(Saved entries)
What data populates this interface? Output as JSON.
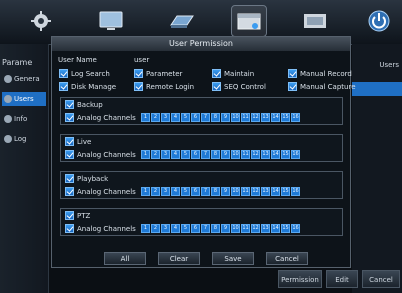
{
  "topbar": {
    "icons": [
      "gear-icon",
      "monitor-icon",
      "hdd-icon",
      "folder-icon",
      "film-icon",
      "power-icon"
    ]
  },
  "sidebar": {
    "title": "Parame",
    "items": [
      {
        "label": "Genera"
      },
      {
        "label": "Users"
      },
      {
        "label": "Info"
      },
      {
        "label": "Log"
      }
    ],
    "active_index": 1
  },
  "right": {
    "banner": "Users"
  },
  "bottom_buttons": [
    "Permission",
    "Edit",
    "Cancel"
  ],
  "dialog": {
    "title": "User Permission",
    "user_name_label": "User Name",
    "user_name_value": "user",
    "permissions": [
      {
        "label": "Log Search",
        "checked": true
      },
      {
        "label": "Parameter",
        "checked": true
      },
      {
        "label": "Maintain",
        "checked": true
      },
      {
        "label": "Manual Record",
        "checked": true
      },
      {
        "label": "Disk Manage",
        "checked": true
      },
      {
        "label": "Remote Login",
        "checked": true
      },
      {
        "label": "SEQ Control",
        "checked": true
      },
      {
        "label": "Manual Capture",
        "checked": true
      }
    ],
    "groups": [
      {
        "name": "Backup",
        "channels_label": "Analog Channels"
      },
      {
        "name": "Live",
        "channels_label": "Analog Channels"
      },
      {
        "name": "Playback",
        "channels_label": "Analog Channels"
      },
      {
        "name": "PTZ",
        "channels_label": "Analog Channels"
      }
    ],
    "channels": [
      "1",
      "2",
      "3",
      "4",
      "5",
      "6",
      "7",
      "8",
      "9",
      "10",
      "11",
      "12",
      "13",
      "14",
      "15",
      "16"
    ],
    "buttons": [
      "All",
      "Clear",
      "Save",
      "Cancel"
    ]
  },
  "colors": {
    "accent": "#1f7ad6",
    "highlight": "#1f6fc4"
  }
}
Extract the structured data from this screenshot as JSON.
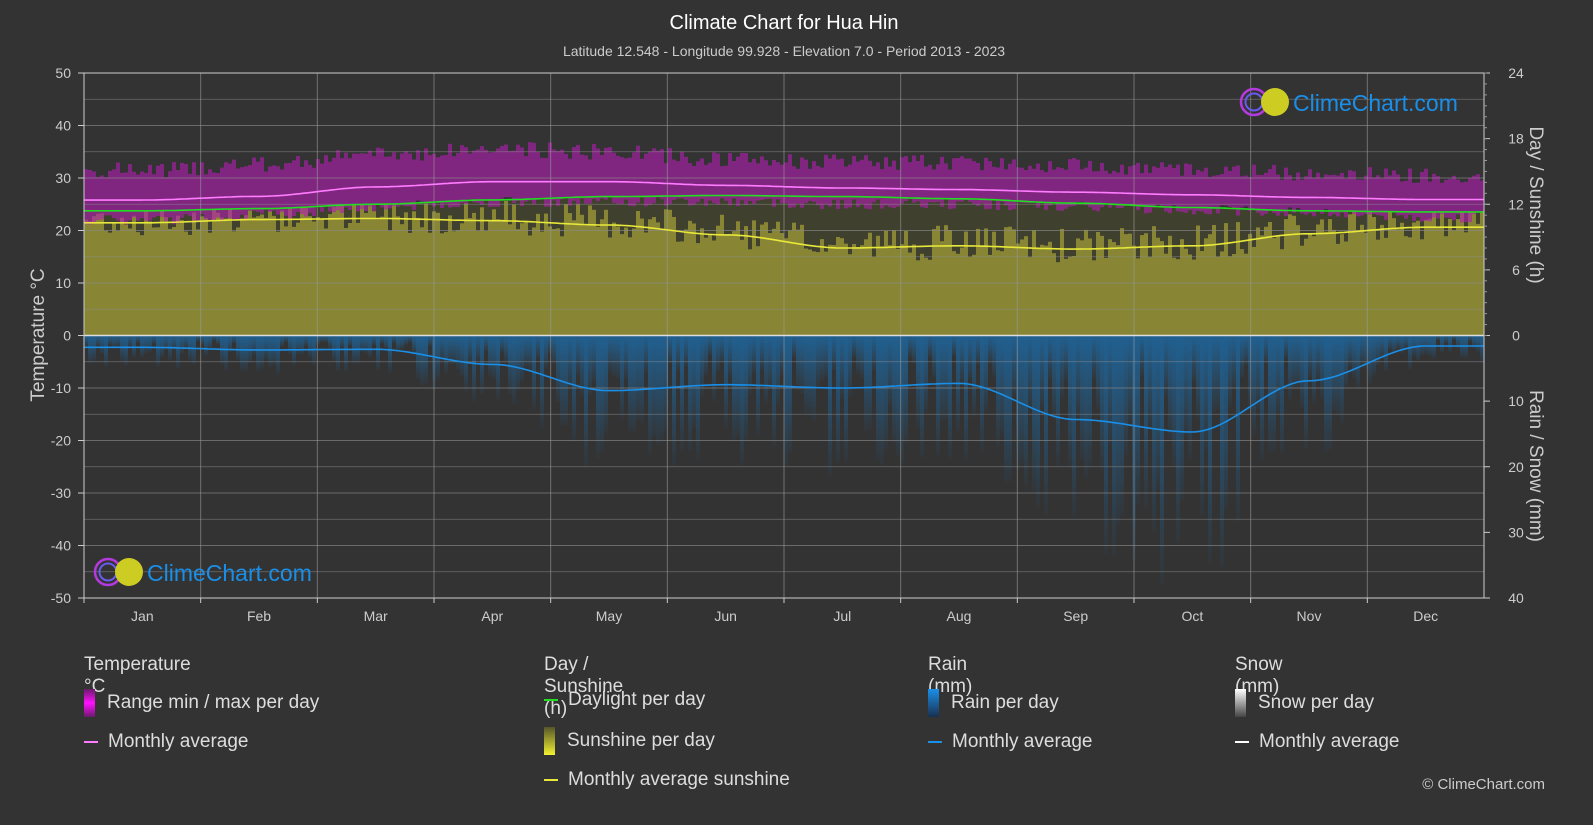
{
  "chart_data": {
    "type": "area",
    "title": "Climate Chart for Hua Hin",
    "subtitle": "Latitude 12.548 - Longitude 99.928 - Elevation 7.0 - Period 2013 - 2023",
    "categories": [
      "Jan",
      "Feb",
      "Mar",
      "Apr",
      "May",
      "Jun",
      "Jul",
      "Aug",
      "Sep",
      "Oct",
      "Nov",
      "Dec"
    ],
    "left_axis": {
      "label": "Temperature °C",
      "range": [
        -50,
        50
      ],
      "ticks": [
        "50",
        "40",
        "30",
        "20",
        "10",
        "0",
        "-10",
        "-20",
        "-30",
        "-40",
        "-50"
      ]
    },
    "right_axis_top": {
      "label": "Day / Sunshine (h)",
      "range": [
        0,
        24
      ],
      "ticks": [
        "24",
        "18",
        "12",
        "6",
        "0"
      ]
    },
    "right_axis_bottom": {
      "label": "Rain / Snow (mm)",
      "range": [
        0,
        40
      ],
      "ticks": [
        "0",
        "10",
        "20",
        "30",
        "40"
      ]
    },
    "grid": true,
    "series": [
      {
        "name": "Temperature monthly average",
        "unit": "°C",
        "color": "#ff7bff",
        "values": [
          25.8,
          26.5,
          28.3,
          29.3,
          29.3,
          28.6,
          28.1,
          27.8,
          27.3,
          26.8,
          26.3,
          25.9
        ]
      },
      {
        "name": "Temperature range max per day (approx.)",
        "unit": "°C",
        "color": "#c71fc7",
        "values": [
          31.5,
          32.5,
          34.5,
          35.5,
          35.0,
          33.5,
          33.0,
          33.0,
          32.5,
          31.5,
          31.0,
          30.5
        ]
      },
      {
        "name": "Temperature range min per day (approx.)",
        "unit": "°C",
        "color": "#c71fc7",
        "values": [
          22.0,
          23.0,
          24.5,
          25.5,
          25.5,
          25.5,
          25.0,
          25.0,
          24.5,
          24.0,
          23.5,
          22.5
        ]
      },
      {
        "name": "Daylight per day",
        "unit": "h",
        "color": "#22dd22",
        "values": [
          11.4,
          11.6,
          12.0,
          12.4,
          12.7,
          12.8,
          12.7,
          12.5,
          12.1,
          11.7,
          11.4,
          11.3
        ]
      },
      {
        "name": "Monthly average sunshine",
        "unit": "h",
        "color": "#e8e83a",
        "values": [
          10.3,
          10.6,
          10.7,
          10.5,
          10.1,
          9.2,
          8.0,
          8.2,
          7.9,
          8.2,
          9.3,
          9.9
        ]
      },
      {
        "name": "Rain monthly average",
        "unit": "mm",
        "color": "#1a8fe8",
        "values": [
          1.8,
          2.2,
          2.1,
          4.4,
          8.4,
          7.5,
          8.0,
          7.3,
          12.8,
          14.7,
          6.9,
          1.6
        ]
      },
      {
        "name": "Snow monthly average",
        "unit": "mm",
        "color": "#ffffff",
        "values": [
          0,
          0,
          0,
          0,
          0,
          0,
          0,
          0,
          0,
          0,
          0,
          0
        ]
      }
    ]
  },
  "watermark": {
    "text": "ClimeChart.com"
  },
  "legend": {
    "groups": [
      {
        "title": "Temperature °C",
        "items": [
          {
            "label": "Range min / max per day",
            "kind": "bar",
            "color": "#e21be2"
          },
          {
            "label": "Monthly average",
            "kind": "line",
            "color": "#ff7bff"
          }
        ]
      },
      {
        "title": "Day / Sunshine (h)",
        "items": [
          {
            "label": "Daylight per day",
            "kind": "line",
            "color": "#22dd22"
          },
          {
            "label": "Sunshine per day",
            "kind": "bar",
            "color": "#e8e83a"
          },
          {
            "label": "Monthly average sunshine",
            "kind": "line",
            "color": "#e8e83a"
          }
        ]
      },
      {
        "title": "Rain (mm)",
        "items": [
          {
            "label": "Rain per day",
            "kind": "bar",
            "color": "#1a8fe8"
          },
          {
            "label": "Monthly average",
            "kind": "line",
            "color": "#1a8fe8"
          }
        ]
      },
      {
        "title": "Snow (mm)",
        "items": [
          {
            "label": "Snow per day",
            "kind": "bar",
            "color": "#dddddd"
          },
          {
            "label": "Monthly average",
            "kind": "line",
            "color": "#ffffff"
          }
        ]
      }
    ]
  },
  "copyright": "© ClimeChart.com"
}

--

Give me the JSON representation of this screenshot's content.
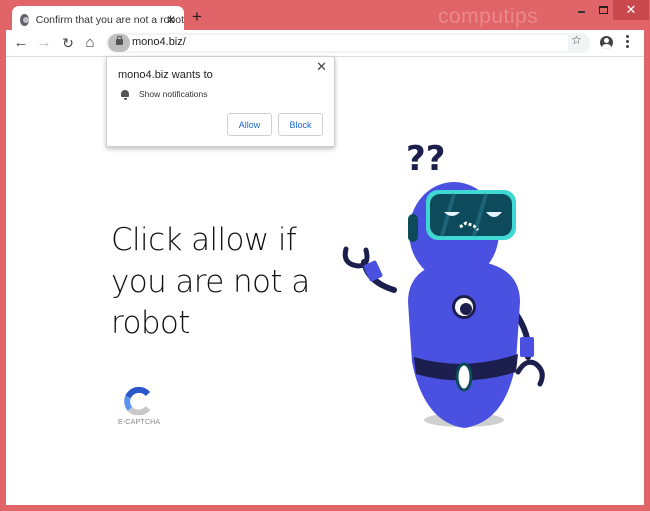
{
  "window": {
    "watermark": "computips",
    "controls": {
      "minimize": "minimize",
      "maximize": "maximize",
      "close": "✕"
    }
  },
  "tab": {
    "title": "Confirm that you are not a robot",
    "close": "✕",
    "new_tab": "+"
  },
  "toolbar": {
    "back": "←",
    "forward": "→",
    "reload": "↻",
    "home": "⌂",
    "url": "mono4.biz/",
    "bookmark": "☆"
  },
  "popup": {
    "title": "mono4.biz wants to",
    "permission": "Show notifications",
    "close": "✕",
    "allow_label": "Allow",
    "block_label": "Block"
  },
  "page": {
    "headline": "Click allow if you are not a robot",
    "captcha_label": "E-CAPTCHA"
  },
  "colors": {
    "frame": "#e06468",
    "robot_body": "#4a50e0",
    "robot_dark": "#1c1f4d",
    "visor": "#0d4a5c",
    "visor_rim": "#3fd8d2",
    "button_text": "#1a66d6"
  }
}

...

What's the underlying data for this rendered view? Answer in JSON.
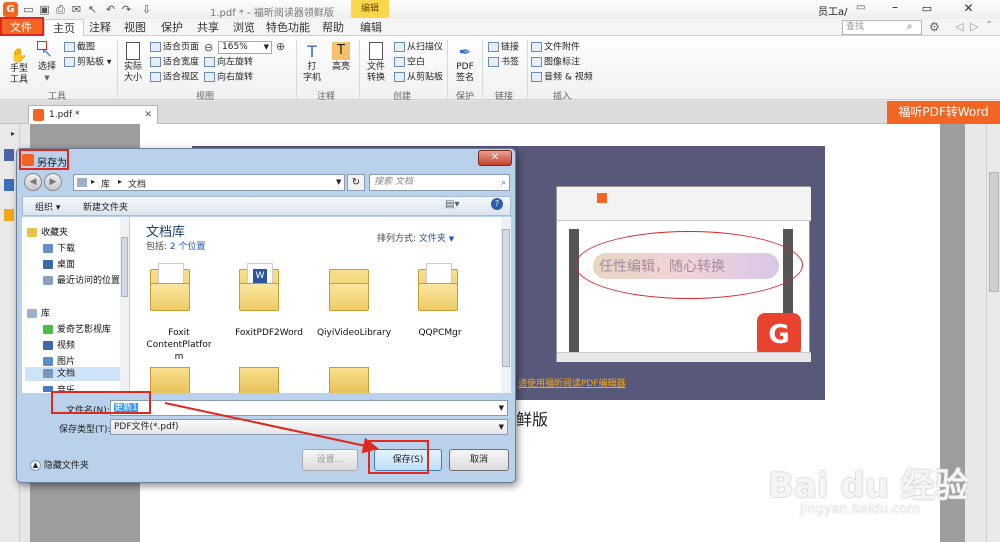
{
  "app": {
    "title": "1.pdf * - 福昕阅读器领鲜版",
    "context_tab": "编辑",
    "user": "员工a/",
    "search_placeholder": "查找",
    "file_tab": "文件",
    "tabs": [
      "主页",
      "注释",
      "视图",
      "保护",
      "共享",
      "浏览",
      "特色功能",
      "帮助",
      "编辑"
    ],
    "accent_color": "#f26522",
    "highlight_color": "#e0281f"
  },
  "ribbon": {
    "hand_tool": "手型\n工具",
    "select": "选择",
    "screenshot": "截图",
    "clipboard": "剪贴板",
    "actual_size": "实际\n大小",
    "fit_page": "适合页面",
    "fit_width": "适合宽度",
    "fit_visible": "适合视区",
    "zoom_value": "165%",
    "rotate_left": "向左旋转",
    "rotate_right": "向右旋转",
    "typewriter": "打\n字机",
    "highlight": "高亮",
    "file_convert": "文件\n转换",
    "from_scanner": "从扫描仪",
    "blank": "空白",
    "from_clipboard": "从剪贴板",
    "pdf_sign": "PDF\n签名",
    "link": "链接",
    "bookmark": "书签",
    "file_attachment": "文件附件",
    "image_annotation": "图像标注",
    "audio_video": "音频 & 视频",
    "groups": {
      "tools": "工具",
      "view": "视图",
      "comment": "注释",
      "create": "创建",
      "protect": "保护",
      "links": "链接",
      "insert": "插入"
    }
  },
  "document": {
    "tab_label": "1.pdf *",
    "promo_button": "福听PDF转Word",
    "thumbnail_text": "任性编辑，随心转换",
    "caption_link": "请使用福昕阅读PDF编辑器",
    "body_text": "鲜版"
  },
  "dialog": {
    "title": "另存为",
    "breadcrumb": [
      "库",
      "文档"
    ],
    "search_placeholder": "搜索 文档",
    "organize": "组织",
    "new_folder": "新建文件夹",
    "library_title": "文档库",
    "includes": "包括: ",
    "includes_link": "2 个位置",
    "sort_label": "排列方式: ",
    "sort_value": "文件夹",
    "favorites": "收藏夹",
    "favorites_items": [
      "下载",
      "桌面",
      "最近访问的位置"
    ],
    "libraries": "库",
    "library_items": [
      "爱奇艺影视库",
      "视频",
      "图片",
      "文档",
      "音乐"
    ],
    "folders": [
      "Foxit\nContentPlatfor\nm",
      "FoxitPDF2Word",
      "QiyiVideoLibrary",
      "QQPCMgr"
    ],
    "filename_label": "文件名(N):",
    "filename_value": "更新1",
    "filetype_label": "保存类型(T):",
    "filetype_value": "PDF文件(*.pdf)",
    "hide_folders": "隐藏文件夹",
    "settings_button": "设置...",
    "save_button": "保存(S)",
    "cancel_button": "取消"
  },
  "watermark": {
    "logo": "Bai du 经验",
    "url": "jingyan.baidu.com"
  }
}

— What is required —
Extract all lines from the material above that include the word "Daylight".

— Written solution —
        "name": "Daylight per day",
            "label": "Daylight per day",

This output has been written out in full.